GIVEN PASSAGE:

Honestly, I have zero interest in this kind of debate... I'm sure we all take the approach we feel is best for our clients.
Lest we forget, the question at hand is about nulls in <sql:param> and the EL expression evaluator. The difference between null and "" is likely to matter to anyone querying databases, MVC or not.
I have been looking at the spec and I found this bit in JSTL 1.0 Spec section 2.5
"2.5 Body Content
If an action accepts a body content, an empty body is always valid, unless explicitly stated otherwise.
If the body content is used to set the value of an attribute, then an empty body content sets the attribute value to an empty string."
In 10.7 <sql:param> has this bit
"Body Content
JSP. The JSP container processes the body content, then the action trims it and processes it further."
and this... "Null & Error Handling If value is null, the parameter is set to the SQL value NULL."
In 4.2 <c:out>
"Null & Error Handling
If value is null, the default value takes over. If no default value is specified, it itself defaults to an empty string."
So looking at this:
<sql:param><c:out value="${param.time}" /></sql:param>
<c:out> should be producing an empty string because ${param.time} is either empty, and if it was null <c:out> produces an empty string by default.
<sql:param> should be taking the empty string and trimming it. Which I would have thought still gives you an empty string (see 2.5 above).
I can't see where <sql:param> would get a null value from. So, to me, it doesn't look like an SQL NULL should be sent in the update.
Perhaps you should do a specific check for the empty param.time and provide the <sql:param> with null to be sure.
R
----- Original Message ----- From: "Mark Galbreath" <[EMAIL PROTECTED]>
To: "'Tag Libraries Users List'" <[EMAIL PROTECTED]>
Sent: Tuesday, August 19, 2003 2:02 PM
Subject: RE: [OT]Re: <sql:param> null weirdness
What type of application do you have in mind..."hello world?"

Stored records:
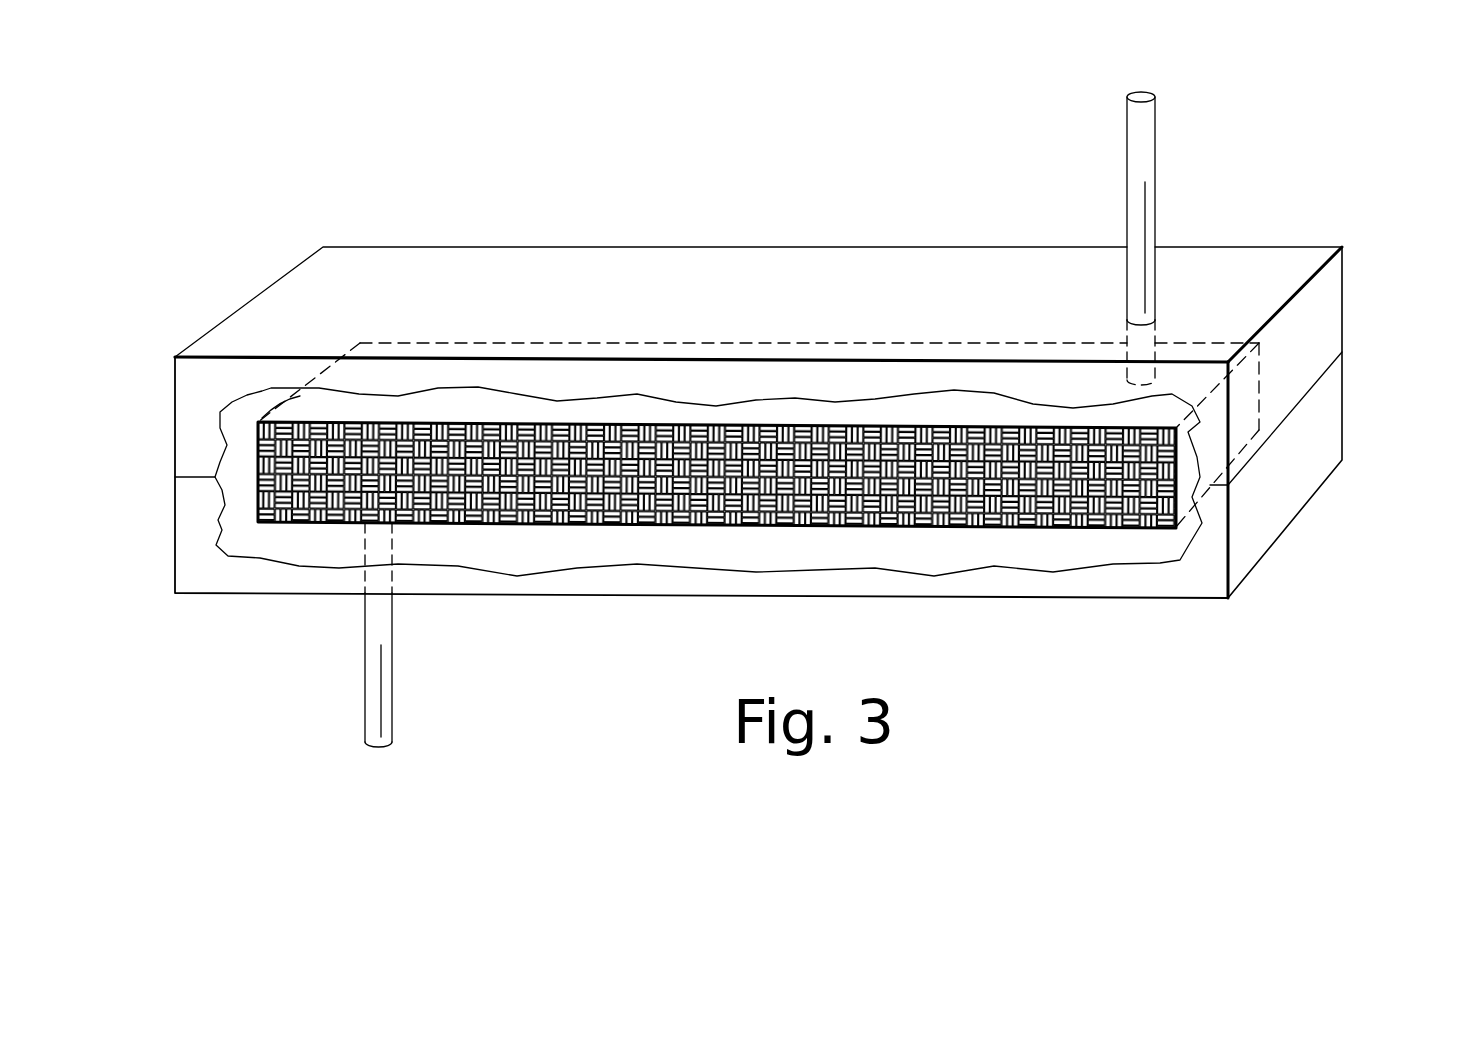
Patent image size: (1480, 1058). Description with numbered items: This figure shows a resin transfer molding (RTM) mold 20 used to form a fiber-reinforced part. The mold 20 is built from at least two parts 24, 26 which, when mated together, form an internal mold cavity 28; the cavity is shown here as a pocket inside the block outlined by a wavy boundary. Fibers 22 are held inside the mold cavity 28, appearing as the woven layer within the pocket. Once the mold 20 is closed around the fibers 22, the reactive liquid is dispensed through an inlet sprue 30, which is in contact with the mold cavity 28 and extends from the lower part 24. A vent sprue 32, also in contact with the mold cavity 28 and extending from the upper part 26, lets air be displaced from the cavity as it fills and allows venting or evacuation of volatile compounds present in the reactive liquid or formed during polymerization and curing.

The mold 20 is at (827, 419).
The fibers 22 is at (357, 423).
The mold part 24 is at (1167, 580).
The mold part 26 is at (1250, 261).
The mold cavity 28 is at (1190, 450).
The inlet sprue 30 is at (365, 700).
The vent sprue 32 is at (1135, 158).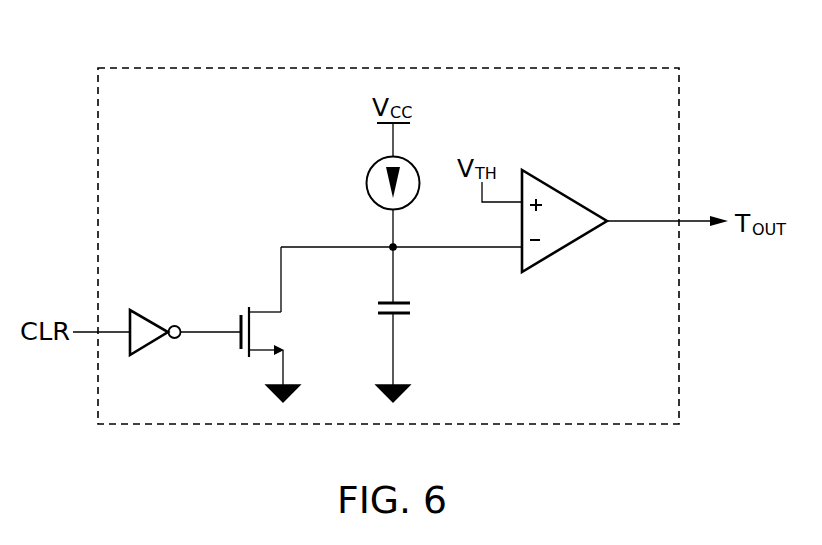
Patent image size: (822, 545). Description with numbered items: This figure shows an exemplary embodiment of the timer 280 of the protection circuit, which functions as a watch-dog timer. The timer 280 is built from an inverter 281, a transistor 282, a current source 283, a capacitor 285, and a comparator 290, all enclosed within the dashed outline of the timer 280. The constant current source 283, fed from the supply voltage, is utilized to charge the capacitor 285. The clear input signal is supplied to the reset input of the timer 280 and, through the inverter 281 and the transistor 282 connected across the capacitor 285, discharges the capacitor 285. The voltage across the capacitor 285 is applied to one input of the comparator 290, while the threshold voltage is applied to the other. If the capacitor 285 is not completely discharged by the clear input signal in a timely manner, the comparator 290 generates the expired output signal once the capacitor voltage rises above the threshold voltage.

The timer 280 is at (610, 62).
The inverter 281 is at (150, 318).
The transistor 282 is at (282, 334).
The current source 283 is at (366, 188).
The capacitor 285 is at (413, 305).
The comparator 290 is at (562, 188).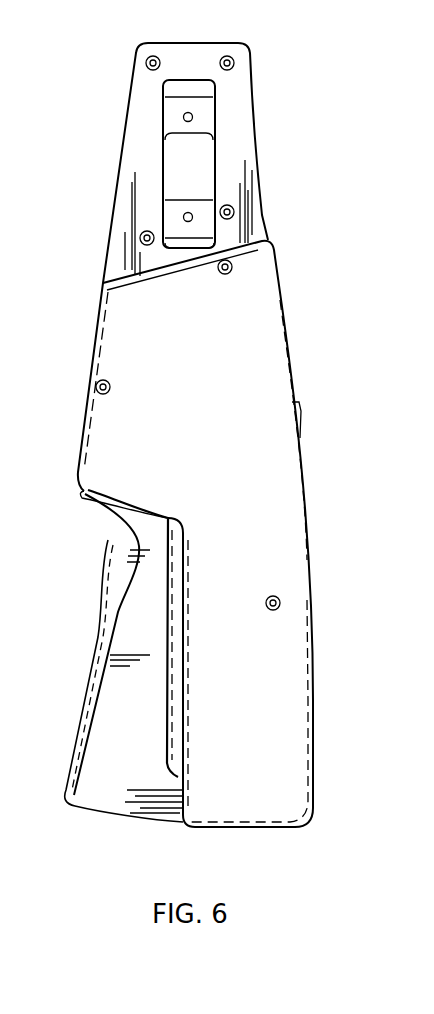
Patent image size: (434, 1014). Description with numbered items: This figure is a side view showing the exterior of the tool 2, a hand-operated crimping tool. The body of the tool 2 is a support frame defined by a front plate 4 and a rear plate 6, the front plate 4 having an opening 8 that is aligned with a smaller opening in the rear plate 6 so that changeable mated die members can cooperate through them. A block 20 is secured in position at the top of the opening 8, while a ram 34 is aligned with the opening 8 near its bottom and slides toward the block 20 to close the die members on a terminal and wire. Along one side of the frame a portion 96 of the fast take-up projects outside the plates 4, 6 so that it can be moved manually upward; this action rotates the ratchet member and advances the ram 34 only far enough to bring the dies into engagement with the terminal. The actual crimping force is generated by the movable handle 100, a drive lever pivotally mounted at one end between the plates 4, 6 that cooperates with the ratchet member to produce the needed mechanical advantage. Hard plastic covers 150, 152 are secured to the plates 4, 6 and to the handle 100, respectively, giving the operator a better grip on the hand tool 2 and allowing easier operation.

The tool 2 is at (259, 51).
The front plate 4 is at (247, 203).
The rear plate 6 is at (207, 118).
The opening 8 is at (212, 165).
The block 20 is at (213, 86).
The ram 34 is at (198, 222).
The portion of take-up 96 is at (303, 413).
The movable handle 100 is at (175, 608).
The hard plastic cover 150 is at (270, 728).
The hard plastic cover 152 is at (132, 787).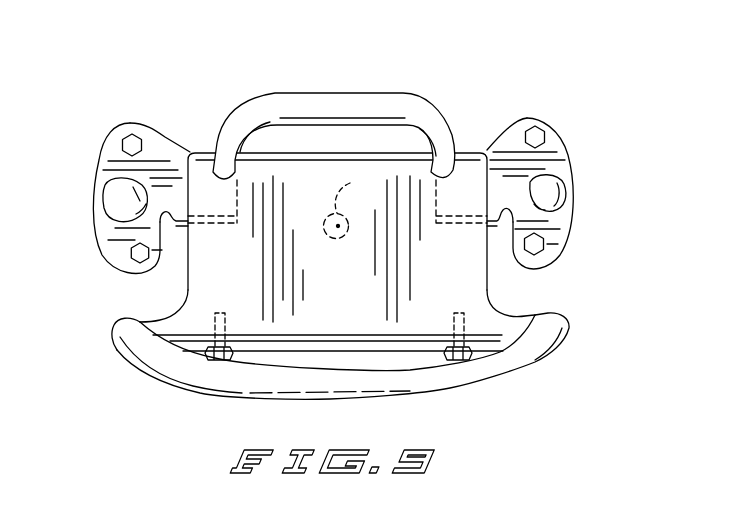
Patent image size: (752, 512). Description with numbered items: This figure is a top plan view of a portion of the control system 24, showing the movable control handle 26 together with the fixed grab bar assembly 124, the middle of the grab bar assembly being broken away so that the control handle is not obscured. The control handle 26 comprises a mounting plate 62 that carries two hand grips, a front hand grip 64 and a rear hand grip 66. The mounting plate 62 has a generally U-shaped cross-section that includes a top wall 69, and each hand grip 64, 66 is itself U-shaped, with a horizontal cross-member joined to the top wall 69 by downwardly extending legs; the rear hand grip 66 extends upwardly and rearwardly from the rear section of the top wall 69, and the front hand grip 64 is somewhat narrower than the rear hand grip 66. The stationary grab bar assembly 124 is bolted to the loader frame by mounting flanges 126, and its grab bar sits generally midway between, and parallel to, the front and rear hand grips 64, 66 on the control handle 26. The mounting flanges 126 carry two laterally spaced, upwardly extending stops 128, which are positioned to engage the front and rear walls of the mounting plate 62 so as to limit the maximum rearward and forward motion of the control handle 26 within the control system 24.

==

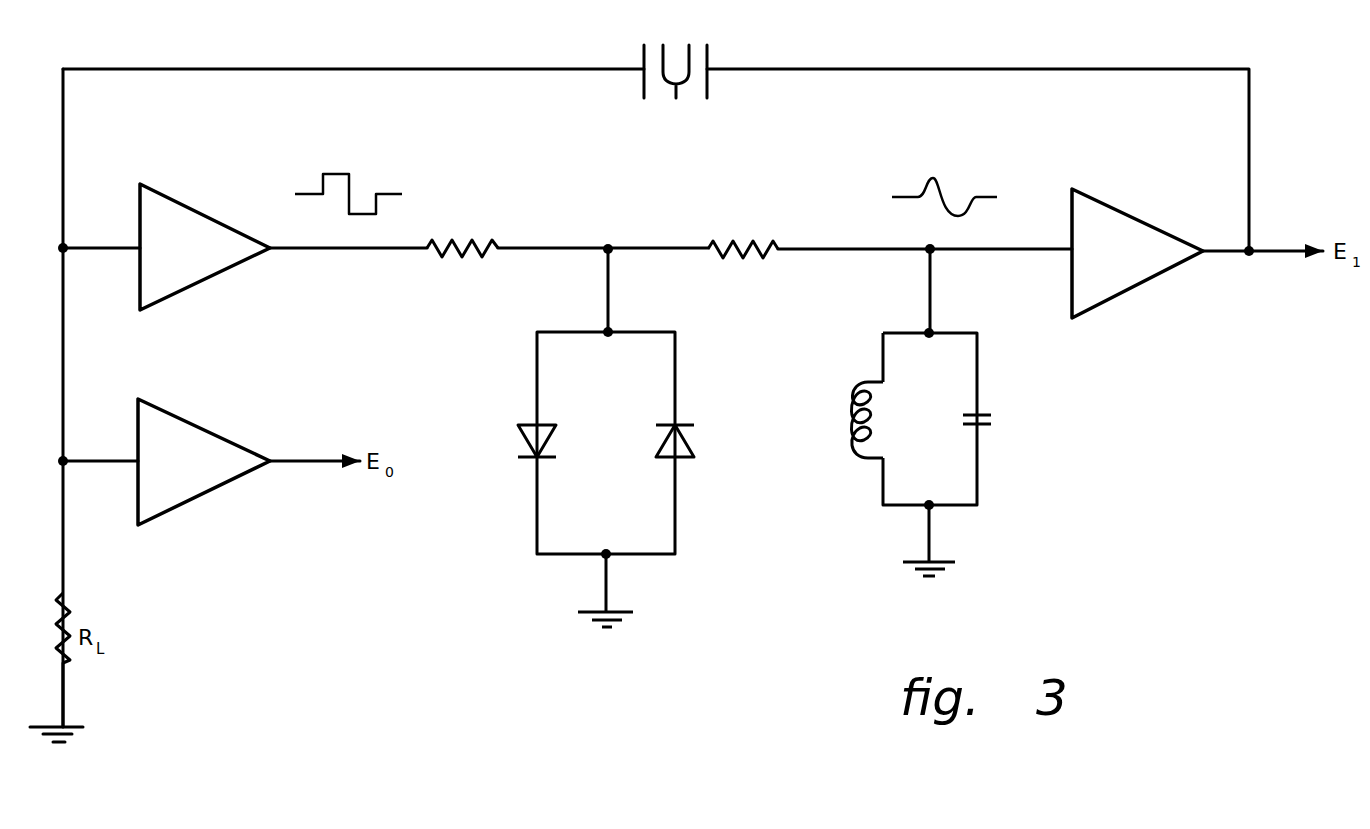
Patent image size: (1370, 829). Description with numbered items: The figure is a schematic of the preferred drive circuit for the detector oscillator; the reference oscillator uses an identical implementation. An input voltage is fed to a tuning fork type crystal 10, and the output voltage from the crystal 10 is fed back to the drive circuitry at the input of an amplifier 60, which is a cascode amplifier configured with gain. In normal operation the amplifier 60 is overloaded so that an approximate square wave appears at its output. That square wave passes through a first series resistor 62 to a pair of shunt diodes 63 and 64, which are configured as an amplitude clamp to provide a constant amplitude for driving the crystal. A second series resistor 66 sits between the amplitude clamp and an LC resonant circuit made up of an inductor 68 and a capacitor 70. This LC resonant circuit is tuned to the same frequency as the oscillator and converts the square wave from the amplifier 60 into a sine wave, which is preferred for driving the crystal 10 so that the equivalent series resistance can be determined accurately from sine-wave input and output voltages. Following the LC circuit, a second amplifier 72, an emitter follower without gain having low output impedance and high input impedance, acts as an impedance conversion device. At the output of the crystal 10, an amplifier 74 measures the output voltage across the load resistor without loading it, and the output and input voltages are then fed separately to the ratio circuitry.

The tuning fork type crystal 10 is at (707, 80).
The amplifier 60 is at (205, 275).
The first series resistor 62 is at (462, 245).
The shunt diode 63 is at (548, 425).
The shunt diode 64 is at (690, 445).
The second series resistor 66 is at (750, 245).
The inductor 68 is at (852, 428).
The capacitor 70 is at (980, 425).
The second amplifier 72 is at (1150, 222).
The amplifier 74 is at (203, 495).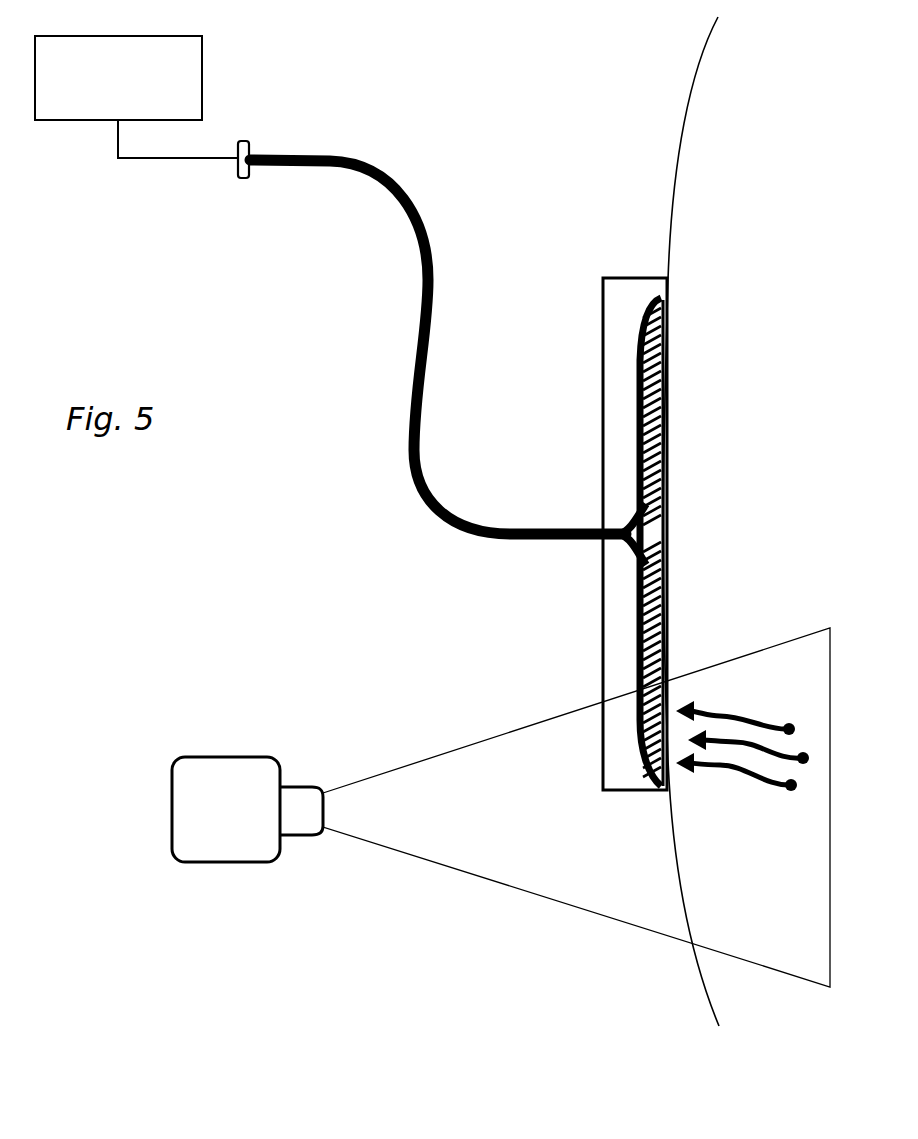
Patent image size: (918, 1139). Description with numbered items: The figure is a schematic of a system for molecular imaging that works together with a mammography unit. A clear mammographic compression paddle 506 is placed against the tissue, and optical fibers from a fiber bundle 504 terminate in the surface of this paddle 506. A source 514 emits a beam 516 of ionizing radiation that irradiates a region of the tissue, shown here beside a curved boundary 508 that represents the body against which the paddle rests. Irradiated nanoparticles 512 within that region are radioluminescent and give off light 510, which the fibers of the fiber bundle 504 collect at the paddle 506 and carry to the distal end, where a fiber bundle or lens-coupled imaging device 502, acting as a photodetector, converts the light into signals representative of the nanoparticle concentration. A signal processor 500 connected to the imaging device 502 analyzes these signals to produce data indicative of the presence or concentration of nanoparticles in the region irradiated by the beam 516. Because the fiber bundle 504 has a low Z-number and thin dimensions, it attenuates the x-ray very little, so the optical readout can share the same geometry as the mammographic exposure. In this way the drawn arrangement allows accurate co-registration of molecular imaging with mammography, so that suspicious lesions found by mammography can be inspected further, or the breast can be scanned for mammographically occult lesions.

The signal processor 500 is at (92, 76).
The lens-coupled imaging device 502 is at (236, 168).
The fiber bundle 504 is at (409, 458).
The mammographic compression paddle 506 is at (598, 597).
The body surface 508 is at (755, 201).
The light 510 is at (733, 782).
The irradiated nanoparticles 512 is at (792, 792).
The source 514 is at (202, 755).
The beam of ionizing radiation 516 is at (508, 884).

* * *

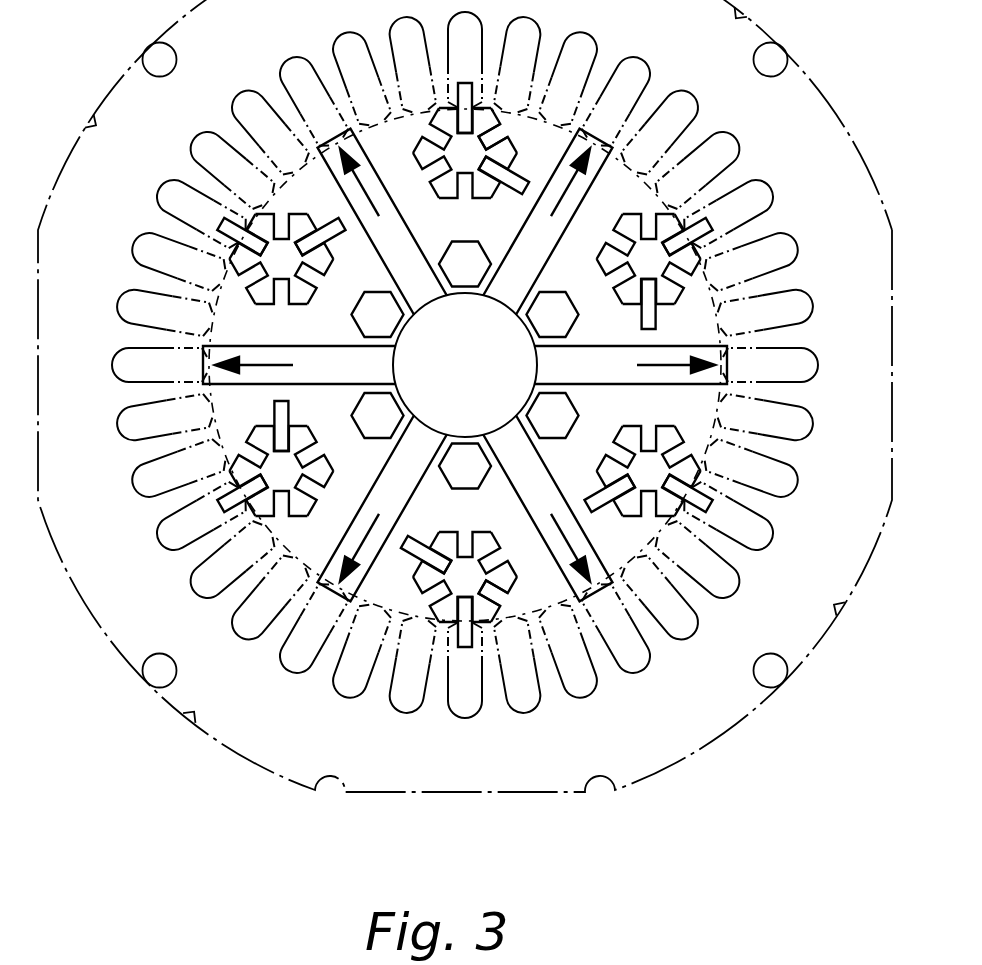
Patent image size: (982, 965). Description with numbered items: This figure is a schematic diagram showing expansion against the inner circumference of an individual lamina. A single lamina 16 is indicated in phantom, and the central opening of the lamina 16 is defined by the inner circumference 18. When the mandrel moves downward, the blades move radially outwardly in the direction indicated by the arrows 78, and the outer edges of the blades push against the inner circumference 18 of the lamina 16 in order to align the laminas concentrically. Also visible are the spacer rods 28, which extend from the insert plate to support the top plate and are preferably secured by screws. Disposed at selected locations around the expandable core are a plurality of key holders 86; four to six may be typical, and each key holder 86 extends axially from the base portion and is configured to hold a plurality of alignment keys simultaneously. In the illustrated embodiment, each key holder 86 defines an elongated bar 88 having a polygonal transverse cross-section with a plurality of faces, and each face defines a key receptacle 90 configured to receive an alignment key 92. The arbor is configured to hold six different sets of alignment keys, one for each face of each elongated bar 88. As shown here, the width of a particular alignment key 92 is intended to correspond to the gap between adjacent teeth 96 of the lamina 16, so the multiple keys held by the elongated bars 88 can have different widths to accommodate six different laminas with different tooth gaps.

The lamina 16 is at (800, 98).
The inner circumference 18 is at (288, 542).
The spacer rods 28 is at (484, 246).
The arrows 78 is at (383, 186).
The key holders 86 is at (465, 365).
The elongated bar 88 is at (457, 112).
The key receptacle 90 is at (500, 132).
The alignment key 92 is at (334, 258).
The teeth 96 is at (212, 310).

TO DO: Reproduce word for word the portion of the mailing-list post starting at "So looking at" and ending at "to be sure.". The listing is separate material and has no connection to the mailing-list post.

RESPONSE:
So looking at this:
<sql:param><c:out value="${param.time}" /></sql:param>
<c:out> should be producing an empty string because ${param.time} is either empty, and if it was null <c:out> produces an empty string by default.
<sql:param> should be taking the empty string and trimming it. Which I would have thought still gives you an empty string (see 2.5 above).
I can't see where <sql:param> would get a null value from. So, to me, it doesn't look like an SQL NULL should be sent in the update.
Perhaps you should do a specific check for the empty param.time and provide the <sql:param> with null to be sure.